▶ Alıştırma yönergesi: Aşağıdaki belge alıntısına göre şu ifadelerin doğru olup olmadığını lütfen belirtin ve her biri için evet ya da hayır yazıp belge alıntısındaki belirleyici sözleri aynen aktarın. 1. Gölcük depreminden sonra arkadaşların evlerinde görülen çatlakların hepsi basit sıva çatlaklarıydı. 2. 1999 Gölcük Depremi'nde 17 bin kişi yaralandı. 3. Belge alıntısında konutun Türkiye'deki tarihinin anlatılacağı söyleniyor.

▶ Belge alıntısı:
****************************************

Yıkılırsa bana bir, ona iki kat çöker!

Gölcük depreminden sonra herkes çok korkmuştu. Arkadaşlarım beni evlerine çağırıyor, en ufak çatlağın bile tehlikeli olup olmadığını soruyorlardı. Hepsi basit sıva çatlaklarıydı. Acaba “tehlikeli” desem ve rahatlarını bozsam ne yaparlardı?

Hakkı Yırtıcı hyirtici@gazeteduvar.com.tr

Bugün sizlere konutun Türkiye’deki tarihini anlatacağım. Bu, önce adı olan, kendisi sorun olmayan bir tarih. Daha sonra buna, büyük kentlere nasıl yığıldığımızın tarihi eklenecek. Ya tapusu olmadan, hemşehrilerinin desteği ile her an korku ve gelecek bir sonraki imar affının ümidi ile yaşanan ya da çok katlı, girişi ucuz mermer döşeli, kapısı sonradan çelik, kaloriferi tam ısıtmayan, musluğu sürekli sızdıran yaşamların tarihi. Sonrası mı? Lüks ile rüküş kelimeleri arasındaki ayrımın yapılamadığı, hep bir şeylerin eksik ya da fazla kaldığı yaşamlarımızın tarihi.

Türkiye’de devlet ile vatandaş sürekli çatışma halindedir. Çatışmanın safları her seferinde yeni baştan kurulur; devlet resmi ya da gayriresmi (sonuçsuz kalan soruşturmalar gibi) taraf olur. Dersim Katliamı, 6-7 Eylül Pogromu, Sivas Katliamı, Hrant Dink cinayeti, Ankara Gar Katliamı ve daha niceleri. Kanlı bir tarih.

Bir de öyle bir çatışma alanı var ki, daha en baştan saflar sabittir ve hiç bozulmaz. Çünkü dil, din, ırk, cinsiyet, zengin, fakir, çoluk çocuk ayrımı yapmaz. 1999 Gölcük Depremi’ni hatırlayın. 17 bin ölü, 44 bin yaralı, on binlerce travma. Hepimizin halen aklında ve tedirginlikle bekliyoruz.

****************************************

▶ Kayıtlı veriler:
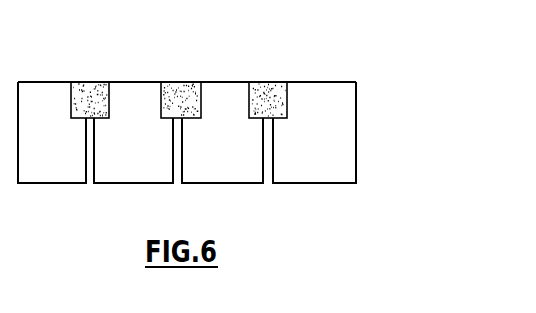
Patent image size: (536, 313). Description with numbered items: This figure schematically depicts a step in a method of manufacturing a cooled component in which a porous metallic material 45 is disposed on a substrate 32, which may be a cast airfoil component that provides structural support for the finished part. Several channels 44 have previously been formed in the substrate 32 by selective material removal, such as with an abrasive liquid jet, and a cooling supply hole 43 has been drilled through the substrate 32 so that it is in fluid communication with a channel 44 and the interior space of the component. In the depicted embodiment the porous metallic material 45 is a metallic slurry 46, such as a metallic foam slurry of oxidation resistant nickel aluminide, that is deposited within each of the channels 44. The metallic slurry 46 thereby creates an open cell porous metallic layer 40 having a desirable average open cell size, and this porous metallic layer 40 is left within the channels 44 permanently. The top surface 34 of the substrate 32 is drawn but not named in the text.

The substrate 32 is at (342, 128).
The top surface layer 34 is at (227, 82).
The open cell porous metallic layer 40 is at (82, 87).
The cooling supply hole 43 is at (268, 172).
The channel 44 is at (268, 102).
The porous metallic material 45 is at (175, 87).
The metallic slurry 46 is at (93, 86).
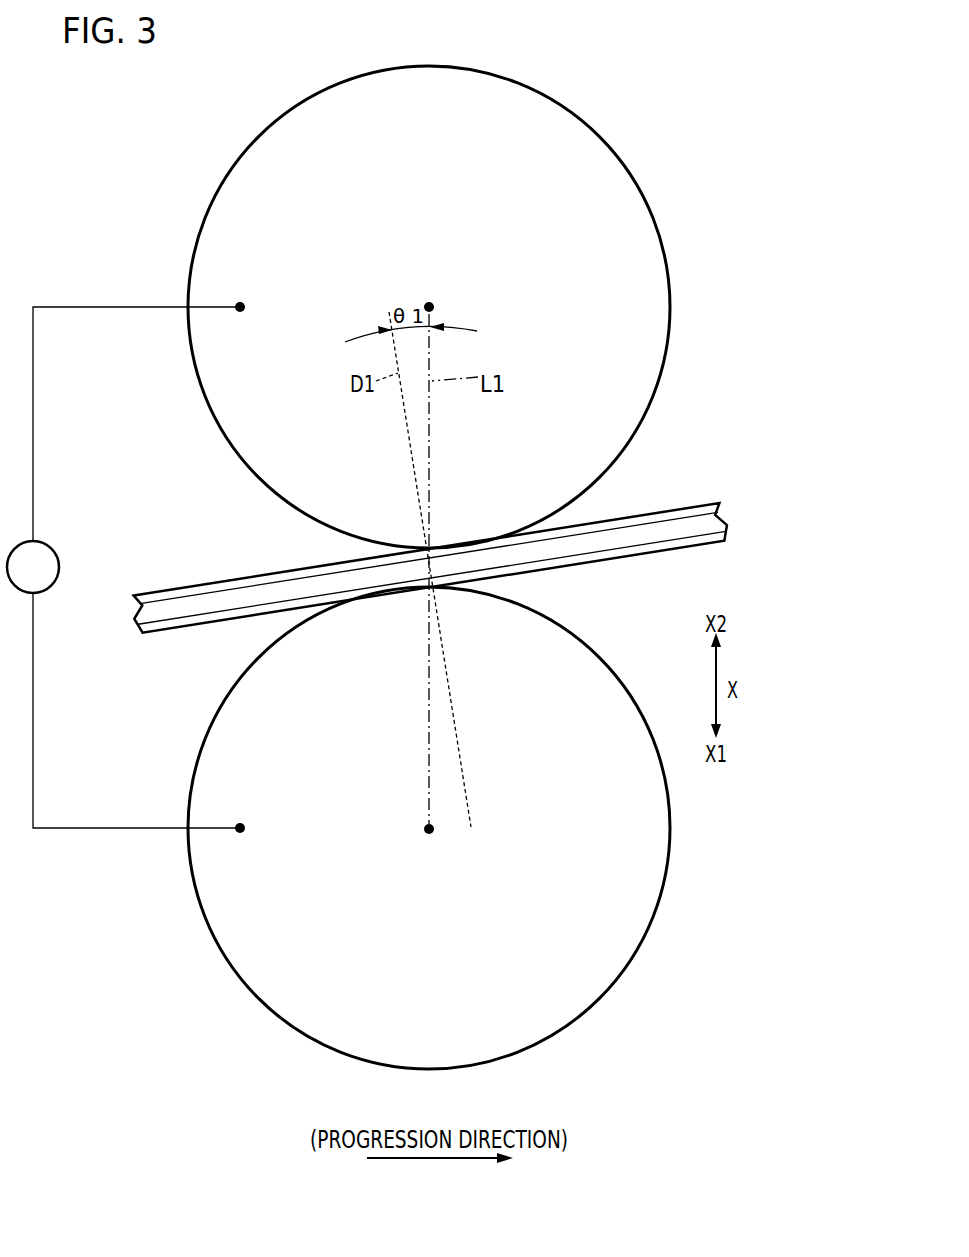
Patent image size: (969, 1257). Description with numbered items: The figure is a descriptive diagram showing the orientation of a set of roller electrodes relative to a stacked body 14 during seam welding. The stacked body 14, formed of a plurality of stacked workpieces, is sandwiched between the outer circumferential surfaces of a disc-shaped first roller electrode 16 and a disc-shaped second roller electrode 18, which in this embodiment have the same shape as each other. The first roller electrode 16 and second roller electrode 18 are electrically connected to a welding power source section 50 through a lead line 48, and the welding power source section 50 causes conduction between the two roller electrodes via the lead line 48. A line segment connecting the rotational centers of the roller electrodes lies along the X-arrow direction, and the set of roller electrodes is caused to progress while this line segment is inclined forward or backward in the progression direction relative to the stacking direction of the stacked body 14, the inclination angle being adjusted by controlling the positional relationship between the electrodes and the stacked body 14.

The stacked body 14 is at (678, 503).
The first roller electrode 16 is at (608, 689).
The second roller electrode 18 is at (608, 162).
The lead line 48 is at (103, 305).
The welding power source section 50 is at (53, 546).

****************************************

▶ Çıktı:
1. Evet: "Hepsi basit sıva çatlaklarıydı."
2. Hayır: "17 bin ölü, 44 bin yaralı"
3. Evet: "Bugün sizlere konutun Türkiye’deki tarihini anlatacağım."